Take the material below and write it all out again exactly.
"""
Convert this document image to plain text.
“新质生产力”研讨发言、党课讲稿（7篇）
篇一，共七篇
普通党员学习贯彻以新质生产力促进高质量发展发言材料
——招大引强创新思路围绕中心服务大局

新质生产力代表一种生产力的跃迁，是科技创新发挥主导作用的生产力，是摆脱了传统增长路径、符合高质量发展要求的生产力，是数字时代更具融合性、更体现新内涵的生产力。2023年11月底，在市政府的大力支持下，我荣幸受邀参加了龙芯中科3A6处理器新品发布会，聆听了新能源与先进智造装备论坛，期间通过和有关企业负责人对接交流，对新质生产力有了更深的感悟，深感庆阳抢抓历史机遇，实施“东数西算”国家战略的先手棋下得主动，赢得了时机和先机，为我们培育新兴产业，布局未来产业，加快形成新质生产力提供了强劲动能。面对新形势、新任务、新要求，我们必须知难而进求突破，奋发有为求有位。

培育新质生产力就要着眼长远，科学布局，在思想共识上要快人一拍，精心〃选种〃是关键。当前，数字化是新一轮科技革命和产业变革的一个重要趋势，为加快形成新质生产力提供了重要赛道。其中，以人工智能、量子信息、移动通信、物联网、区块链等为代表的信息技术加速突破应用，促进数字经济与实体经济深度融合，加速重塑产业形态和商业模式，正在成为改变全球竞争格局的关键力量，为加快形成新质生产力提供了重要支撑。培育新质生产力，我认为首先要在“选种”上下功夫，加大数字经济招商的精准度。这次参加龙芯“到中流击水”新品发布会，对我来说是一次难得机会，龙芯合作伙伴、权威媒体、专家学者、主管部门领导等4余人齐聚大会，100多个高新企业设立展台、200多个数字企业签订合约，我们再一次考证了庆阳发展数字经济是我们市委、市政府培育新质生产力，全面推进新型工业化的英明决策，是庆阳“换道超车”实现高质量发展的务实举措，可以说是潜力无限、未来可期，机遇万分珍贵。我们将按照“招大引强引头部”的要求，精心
"""
FINISHED ANSWER.
Convert this document image to plain text.
“新质生产力”研讨发言、党课讲稿（7篇）
篇一，共七篇
普通党员学习贯彻以新质生产力促进高质量发展发言材料
——招大引强创新思路围绕中心服务大局

新质生产力代表一种生产力的跃迁，是科技创新发挥主导作用的生产力，是摆脱了传统增长路径、符合高质量发展要求的生产力，是数字时代更具融合性、更体现新内涵的生产力。2023年11月底，在市政府的大力支持下，我荣幸受邀参加了龙芯中科3A6处理器新品发布会，聆听了新能源与先进智造装备论坛，期间通过和有关企业负责人对接交流，对新质生产力有了更深的感悟，深感庆阳抢抓历史机遇，实施“东数西算”国家战略的先手棋下得主动，赢得了时机和先机，为我们培育新兴产业，布局未来产业，加快形成新质生产力提供了强劲动能。面对新形势、新任务、新要求，我们必须知难而进求突破，奋发有为求有位。

培育新质生产力就要着眼长远，科学布局，在思想共识上要快人一拍，精心〃选种〃是关键。当前，数字化是新一轮科技革命和产业变革的一个重要趋势，为加快形成新质生产力提供了重要赛道。其中，以人工智能、量子信息、移动通信、物联网、区块链等为代表的信息技术加速突破应用，促进数字经济与实体经济深度融合，加速重塑产业形态和商业模式，正在成为改变全球竞争格局的关键力量，为加快形成新质生产力提供了重要支撑。培育新质生产力，我认为首先要在“选种”上下功夫，加大数字经济招商的精准度。这次参加龙芯“到中流击水”新品发布会，对我来说是一次难得机会，龙芯合作伙伴、权威媒体、专家学者、主管部门领导等4余人齐聚大会，100多个高新企业设立展台、200多个数字企业签订合约，我们再一次考证了庆阳发展数字经济是我们市委、市政府培育新质生产力，全面推进新型工业化的英明决策，是庆阳“换道超车”实现高质量发展的务实举措，可以说是潜力无限、未来可期，机遇万分珍贵。我们将按照“招大引强引头部”的要求，精心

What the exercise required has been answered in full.